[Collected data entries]
• • • •

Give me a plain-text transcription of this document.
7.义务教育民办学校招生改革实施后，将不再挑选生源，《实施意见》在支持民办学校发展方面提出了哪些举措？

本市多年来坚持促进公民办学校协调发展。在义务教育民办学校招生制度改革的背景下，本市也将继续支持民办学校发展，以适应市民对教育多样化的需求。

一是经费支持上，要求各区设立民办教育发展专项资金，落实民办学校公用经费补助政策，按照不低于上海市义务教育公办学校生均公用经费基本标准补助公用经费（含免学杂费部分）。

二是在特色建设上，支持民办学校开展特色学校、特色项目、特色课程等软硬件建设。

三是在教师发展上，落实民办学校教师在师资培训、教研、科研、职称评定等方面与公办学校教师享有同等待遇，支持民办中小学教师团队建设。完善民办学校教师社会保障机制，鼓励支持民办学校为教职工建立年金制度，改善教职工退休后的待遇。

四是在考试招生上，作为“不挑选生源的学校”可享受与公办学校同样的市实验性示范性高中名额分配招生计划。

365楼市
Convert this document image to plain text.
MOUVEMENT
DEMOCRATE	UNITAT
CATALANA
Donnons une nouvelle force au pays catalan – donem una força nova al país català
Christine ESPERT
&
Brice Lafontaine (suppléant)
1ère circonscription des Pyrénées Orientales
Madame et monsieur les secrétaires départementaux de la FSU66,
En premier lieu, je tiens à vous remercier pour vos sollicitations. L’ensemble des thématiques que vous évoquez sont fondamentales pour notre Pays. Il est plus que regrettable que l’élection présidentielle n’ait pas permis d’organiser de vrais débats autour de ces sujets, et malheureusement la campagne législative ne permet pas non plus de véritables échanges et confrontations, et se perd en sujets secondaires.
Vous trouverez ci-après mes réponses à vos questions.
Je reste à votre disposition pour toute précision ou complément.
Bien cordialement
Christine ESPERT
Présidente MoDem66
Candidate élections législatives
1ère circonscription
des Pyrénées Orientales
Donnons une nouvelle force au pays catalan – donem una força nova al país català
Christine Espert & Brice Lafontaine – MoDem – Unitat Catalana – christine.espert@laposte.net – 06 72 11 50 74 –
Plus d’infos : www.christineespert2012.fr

• • • •

● REQUIRED TASK: Search the listing for the string "this". Copy each line where it turns up.

● PROBLEM SOLUTION:
Give me a plain-text transcription of this document.
Convert this document image to plain text.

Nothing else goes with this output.